-- begin Data excerpts --

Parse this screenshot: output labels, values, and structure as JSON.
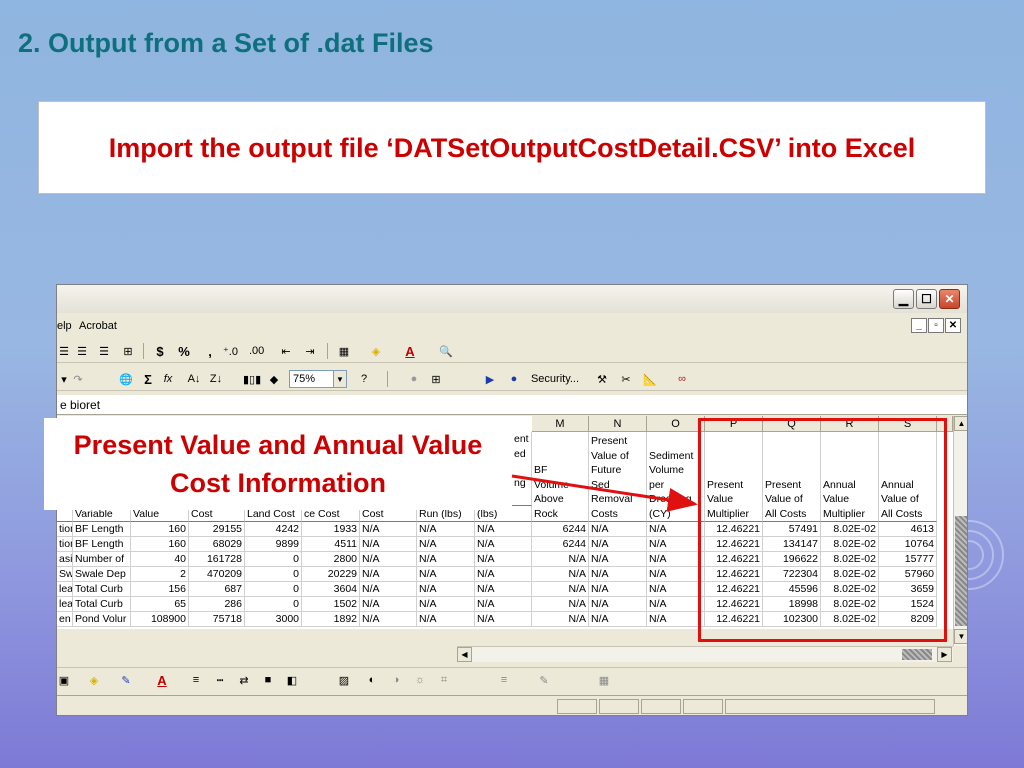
{
  "slide": {
    "title": "2.  Output from a Set of .dat Files",
    "import_instruction": "Import the output file ‘DATSetOutputCostDetail.CSV’ into Excel",
    "callout": "Present Value and Annual Value Cost Information"
  },
  "excel": {
    "menu": {
      "help_partial": "elp",
      "acrobat": "Acrobat"
    },
    "zoom": "75%",
    "security_label": "Security...",
    "formula_text": "e bioret",
    "columns": [
      "M",
      "N",
      "O",
      "P",
      "Q",
      "R",
      "S"
    ],
    "headers_left": {
      "h_a": "ent\ned\n\nng",
      "variable": "Variable",
      "value": "Value",
      "cost": "Cost",
      "land_cost": "Land Cost",
      "maint_cost": "ce Cost",
      "cost2": "Cost",
      "runoff": "Run (lbs)",
      "lbs": "(lbs)"
    },
    "headers_right": {
      "m": "BF\nVolume\nAbove\nRock",
      "n": "Present\nValue of\nFuture\nSed\nRemoval\nCosts",
      "o": "Sediment\nVolume\nper\nDredging\n(CY)",
      "p": "Present\nValue\nMultiplier",
      "q": "Present\nValue of\nAll Costs",
      "r": "Annual\nValue\nMultiplier",
      "s": "Annual\nValue of\nAll Costs"
    },
    "rows": [
      [
        "tion",
        "BF Length",
        "160",
        "29155",
        "4242",
        "1933",
        "N/A",
        "N/A",
        "N/A",
        "6244",
        "N/A",
        "N/A",
        "12.46221",
        "57491",
        "8.02E-02",
        "4613"
      ],
      [
        "tion",
        "BF Length",
        "160",
        "68029",
        "9899",
        "4511",
        "N/A",
        "N/A",
        "N/A",
        "6244",
        "N/A",
        "N/A",
        "12.46221",
        "134147",
        "8.02E-02",
        "10764"
      ],
      [
        "asir",
        "Number of",
        "40",
        "161728",
        "0",
        "2800",
        "N/A",
        "N/A",
        "N/A",
        "N/A",
        "N/A",
        "N/A",
        "12.46221",
        "196622",
        "8.02E-02",
        "15777"
      ],
      [
        "Swa",
        "Swale Dep",
        "2",
        "470209",
        "0",
        "20229",
        "N/A",
        "N/A",
        "N/A",
        "N/A",
        "N/A",
        "N/A",
        "12.46221",
        "722304",
        "8.02E-02",
        "57960"
      ],
      [
        "lea",
        "Total Curb",
        "156",
        "687",
        "0",
        "3604",
        "N/A",
        "N/A",
        "N/A",
        "N/A",
        "N/A",
        "N/A",
        "12.46221",
        "45596",
        "8.02E-02",
        "3659"
      ],
      [
        "lea",
        "Total Curb",
        "65",
        "286",
        "0",
        "1502",
        "N/A",
        "N/A",
        "N/A",
        "N/A",
        "N/A",
        "N/A",
        "12.46221",
        "18998",
        "8.02E-02",
        "1524"
      ],
      [
        "en",
        "Pond Volur",
        "108900",
        "75718",
        "3000",
        "1892",
        "N/A",
        "N/A",
        "N/A",
        "N/A",
        "N/A",
        "N/A",
        "12.46221",
        "102300",
        "8.02E-02",
        "8209"
      ]
    ]
  },
  "colors": {
    "title": "#0f6f7f",
    "callout_text": "#cc0000",
    "highlight_border": "#e01010"
  }
}
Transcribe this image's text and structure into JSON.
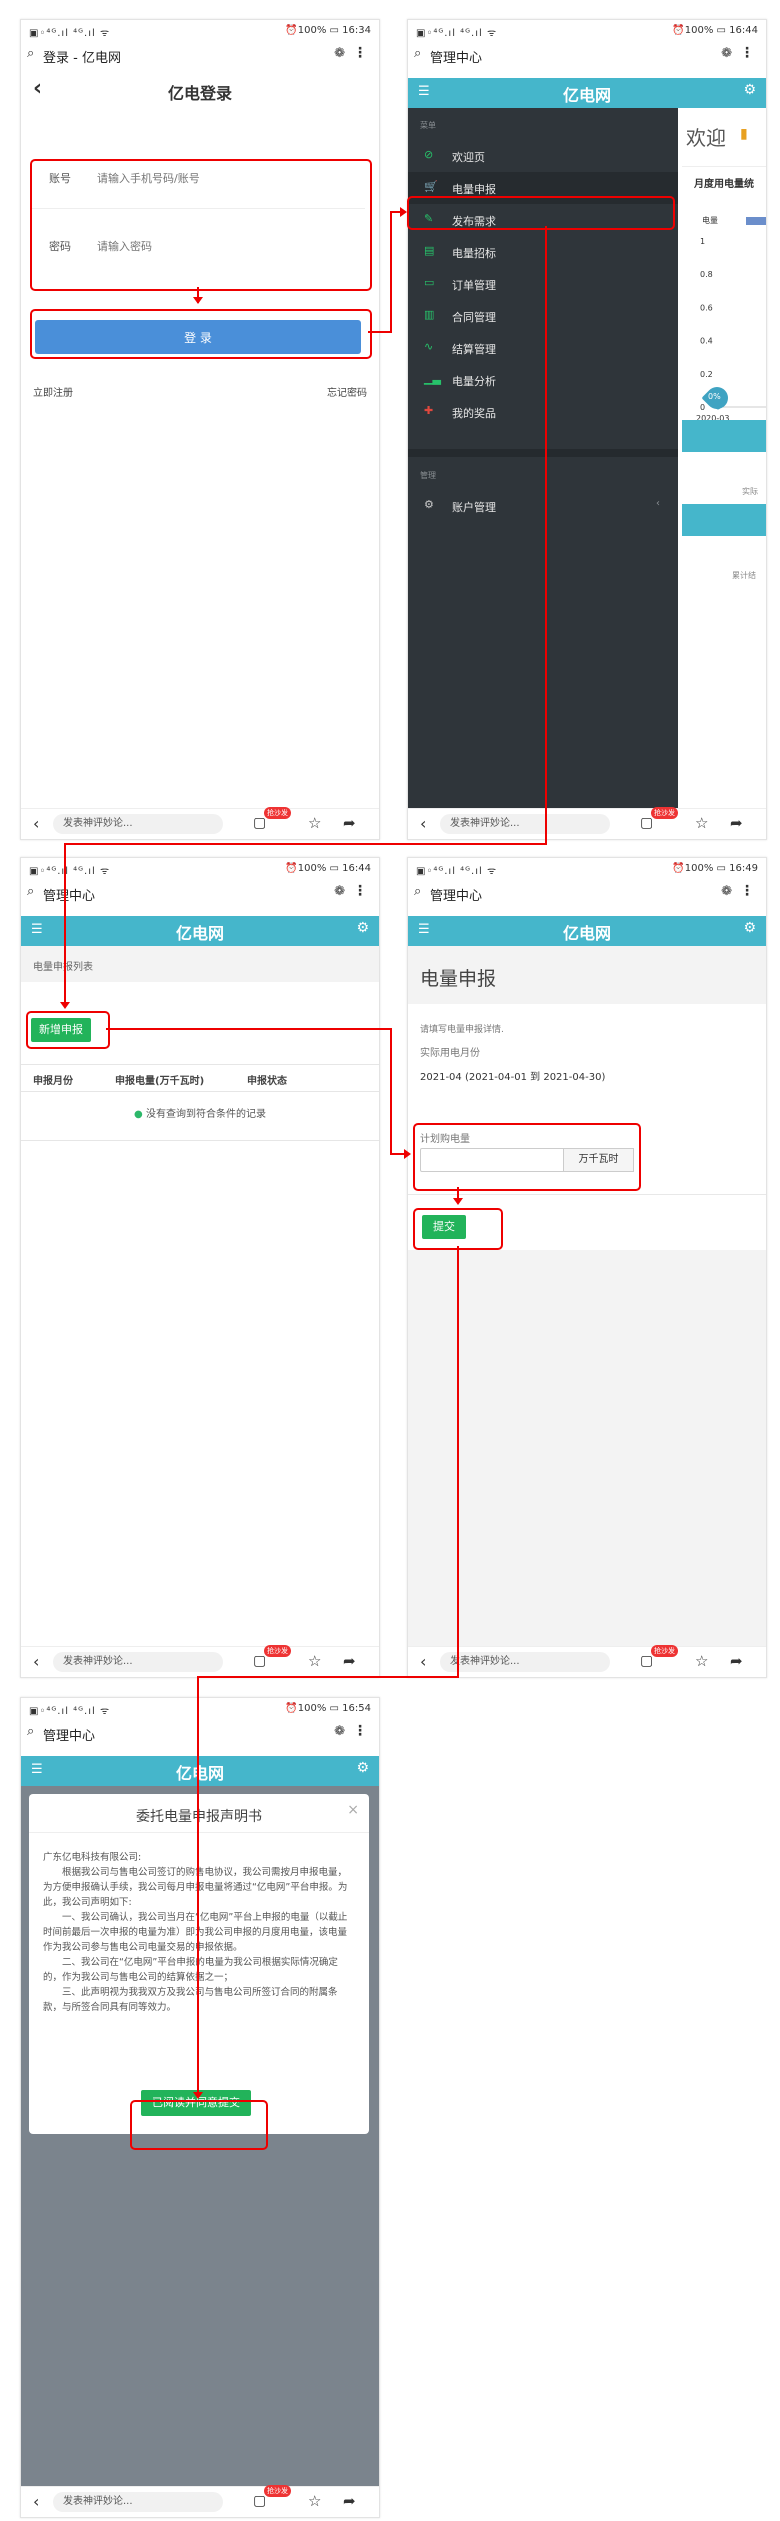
{
  "status_bar": {
    "signal": "▣◦⁴ᴳ.ıl ⁴ᴳ.ıl ᯤ",
    "battery": "100%"
  },
  "times": {
    "p1": "16:34",
    "p2": "16:44",
    "p3": "16:44",
    "p4": "16:49",
    "p5": "16:54"
  },
  "bottom_bar": {
    "comment_placeholder": "发表神评妙论...",
    "badge": "抢沙发"
  },
  "login": {
    "tab_title": "登录 - 亿电网",
    "title": "亿电登录",
    "account_label": "账号",
    "account_placeholder": "请输入手机号码/账号",
    "password_label": "密码",
    "password_placeholder": "请输入密码",
    "login_button": "登 录",
    "register_link": "立即注册",
    "forgot_link": "忘记密码"
  },
  "admin": {
    "tab_title": "管理中心",
    "brand": "亿电网"
  },
  "sidebar": {
    "section_menu": "菜单",
    "items": [
      "欢迎页",
      "电量申报",
      "发布需求",
      "电量招标",
      "订单管理",
      "合同管理",
      "结算管理",
      "电量分析",
      "我的奖品"
    ],
    "section_manage": "管理",
    "manage_item": "账户管理"
  },
  "welcome": {
    "heading": "欢迎",
    "chart_title": "月度用电量统",
    "legend": "电量",
    "y_ticks": [
      "1",
      "0.8",
      "0.6",
      "0.4",
      "0.2",
      "0"
    ],
    "x_tick": "2020-03",
    "marker": "0%",
    "label_actual": "实际",
    "label_cumulative": "累计结"
  },
  "chart_data": {
    "type": "line",
    "x": [
      "2020-03"
    ],
    "values": [
      0
    ],
    "ylabel": "电量",
    "ylim": [
      0,
      1
    ]
  },
  "report_list": {
    "section_title": "电量申报列表",
    "add_button": "新增申报",
    "columns": [
      "申报月份",
      "申报电量(万千瓦时)",
      "申报状态"
    ],
    "empty_message": "没有查询到符合条件的记录"
  },
  "report_form": {
    "title": "电量申报",
    "hint": "请填写电量申报详情.",
    "month_label": "实际用电月份",
    "month_value": "2021-04 (2021-04-01 到 2021-04-30)",
    "plan_label": "计划购电量",
    "plan_unit": "万千瓦时",
    "submit_button": "提交"
  },
  "modal": {
    "title": "委托电量申报声明书",
    "close": "×",
    "salutation": "广东亿电科技有限公司:",
    "para1": "根据我公司与售电公司签订的购售电协议，我公司需按月申报电量，为方便申报确认手续，我公司每月申报电量将通过“亿电网”平台申报。为此，我公司声明如下:",
    "item1": "一、我公司确认，我公司当月在“亿电网”平台上申报的电量（以截止时间前最后一次申报的电量为准）即为我公司申报的月度用电量，该电量作为我公司参与售电公司电量交易的申报依据。",
    "item2": "二、我公司在“亿电网”平台申报的电量为我公司根据实际情况确定的，作为我公司与售电公司的结算依据之一；",
    "item3": "三、此声明视为我我双方及我公司与售电公司所签订合同的附属条款，与所签合同具有同等效力。",
    "agree_button": "已阅读并同意提交"
  }
}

-- end Data excerpts --

### Exercise aim
Give the data again exactly as written, with all pictures left out.

### Complete answer
Parse this screenshot: output labels, values, and structure as JSON.
{
  "slide": {
    "title": "2.  Output from a Set of .dat Files",
    "import_instruction": "Import the output file ‘DATSetOutputCostDetail.CSV’ into Excel",
    "callout": "Present Value and Annual Value Cost Information"
  },
  "excel": {
    "menu": {
      "help_partial": "elp",
      "acrobat": "Acrobat"
    },
    "zoom": "75%",
    "security_label": "Security...",
    "formula_text": "e bioret",
    "columns": [
      "M",
      "N",
      "O",
      "P",
      "Q",
      "R",
      "S"
    ],
    "headers_left": {
      "h_a": "ent\ned\n\nng",
      "variable": "Variable",
      "value": "Value",
      "cost": "Cost",
      "land_cost": "Land Cost",
      "maint_cost": "ce Cost",
      "cost2": "Cost",
      "runoff": "Run (lbs)",
      "lbs": "(lbs)"
    },
    "headers_right": {
      "m": "BF\nVolume\nAbove\nRock",
      "n": "Present\nValue of\nFuture\nSed\nRemoval\nCosts",
      "o": "Sediment\nVolume\nper\nDredging\n(CY)",
      "p": "Present\nValue\nMultiplier",
      "q": "Present\nValue of\nAll Costs",
      "r": "Annual\nValue\nMultiplier",
      "s": "Annual\nValue of\nAll Costs"
    },
    "rows": [
      [
        "tion",
        "BF Length",
        "160",
        "29155",
        "4242",
        "1933",
        "N/A",
        "N/A",
        "N/A",
        "6244",
        "N/A",
        "N/A",
        "12.46221",
        "57491",
        "8.02E-02",
        "4613"
      ],
      [
        "tion",
        "BF Length",
        "160",
        "68029",
        "9899",
        "4511",
        "N/A",
        "N/A",
        "N/A",
        "6244",
        "N/A",
        "N/A",
        "12.46221",
        "134147",
        "8.02E-02",
        "10764"
      ],
      [
        "asir",
        "Number of",
        "40",
        "161728",
        "0",
        "2800",
        "N/A",
        "N/A",
        "N/A",
        "N/A",
        "N/A",
        "N/A",
        "12.46221",
        "196622",
        "8.02E-02",
        "15777"
      ],
      [
        "Swa",
        "Swale Dep",
        "2",
        "470209",
        "0",
        "20229",
        "N/A",
        "N/A",
        "N/A",
        "N/A",
        "N/A",
        "N/A",
        "12.46221",
        "722304",
        "8.02E-02",
        "57960"
      ],
      [
        "lea",
        "Total Curb",
        "156",
        "687",
        "0",
        "3604",
        "N/A",
        "N/A",
        "N/A",
        "N/A",
        "N/A",
        "N/A",
        "12.46221",
        "45596",
        "8.02E-02",
        "3659"
      ],
      [
        "lea",
        "Total Curb",
        "65",
        "286",
        "0",
        "1502",
        "N/A",
        "N/A",
        "N/A",
        "N/A",
        "N/A",
        "N/A",
        "12.46221",
        "18998",
        "8.02E-02",
        "1524"
      ],
      [
        "en",
        "Pond Volur",
        "108900",
        "75718",
        "3000",
        "1892",
        "N/A",
        "N/A",
        "N/A",
        "N/A",
        "N/A",
        "N/A",
        "12.46221",
        "102300",
        "8.02E-02",
        "8209"
      ]
    ]
  },
  "colors": {
    "title": "#0f6f7f",
    "callout_text": "#cc0000",
    "highlight_border": "#e01010"
  }
}
Transcribe this image's text and structure into JSON.
{
  "status_bar": {
    "signal": "▣◦⁴ᴳ.ıl ⁴ᴳ.ıl ᯤ",
    "battery": "100%"
  },
  "times": {
    "p1": "16:34",
    "p2": "16:44",
    "p3": "16:44",
    "p4": "16:49",
    "p5": "16:54"
  },
  "bottom_bar": {
    "comment_placeholder": "发表神评妙论...",
    "badge": "抢沙发"
  },
  "login": {
    "tab_title": "登录 - 亿电网",
    "title": "亿电登录",
    "account_label": "账号",
    "account_placeholder": "请输入手机号码/账号",
    "password_label": "密码",
    "password_placeholder": "请输入密码",
    "login_button": "登 录",
    "register_link": "立即注册",
    "forgot_link": "忘记密码"
  },
  "admin": {
    "tab_title": "管理中心",
    "brand": "亿电网"
  },
  "sidebar": {
    "section_menu": "菜单",
    "items": [
      "欢迎页",
      "电量申报",
      "发布需求",
      "电量招标",
      "订单管理",
      "合同管理",
      "结算管理",
      "电量分析",
      "我的奖品"
    ],
    "section_manage": "管理",
    "manage_item": "账户管理"
  },
  "welcome": {
    "heading": "欢迎",
    "chart_title": "月度用电量统",
    "legend": "电量",
    "y_ticks": [
      "1",
      "0.8",
      "0.6",
      "0.4",
      "0.2",
      "0"
    ],
    "x_tick": "2020-03",
    "marker": "0%",
    "label_actual": "实际",
    "label_cumulative": "累计结"
  },
  "chart_data": {
    "type": "line",
    "x": [
      "2020-03"
    ],
    "values": [
      0
    ],
    "ylabel": "电量",
    "ylim": [
      0,
      1
    ]
  },
  "report_list": {
    "section_title": "电量申报列表",
    "add_button": "新增申报",
    "columns": [
      "申报月份",
      "申报电量(万千瓦时)",
      "申报状态"
    ],
    "empty_message": "没有查询到符合条件的记录"
  },
  "report_form": {
    "title": "电量申报",
    "hint": "请填写电量申报详情.",
    "month_label": "实际用电月份",
    "month_value": "2021-04 (2021-04-01 到 2021-04-30)",
    "plan_label": "计划购电量",
    "plan_unit": "万千瓦时",
    "submit_button": "提交"
  },
  "modal": {
    "title": "委托电量申报声明书",
    "close": "×",
    "salutation": "广东亿电科技有限公司:",
    "para1": "根据我公司与售电公司签订的购售电协议，我公司需按月申报电量，为方便申报确认手续，我公司每月申报电量将通过“亿电网”平台申报。为此，我公司声明如下:",
    "item1": "一、我公司确认，我公司当月在“亿电网”平台上申报的电量（以截止时间前最后一次申报的电量为准）即为我公司申报的月度用电量，该电量作为我公司参与售电公司电量交易的申报依据。",
    "item2": "二、我公司在“亿电网”平台申报的电量为我公司根据实际情况确定的，作为我公司与售电公司的结算依据之一；",
    "item3": "三、此声明视为我我双方及我公司与售电公司所签订合同的附属条款，与所签合同具有同等效力。",
    "agree_button": "已阅读并同意提交"
  }
}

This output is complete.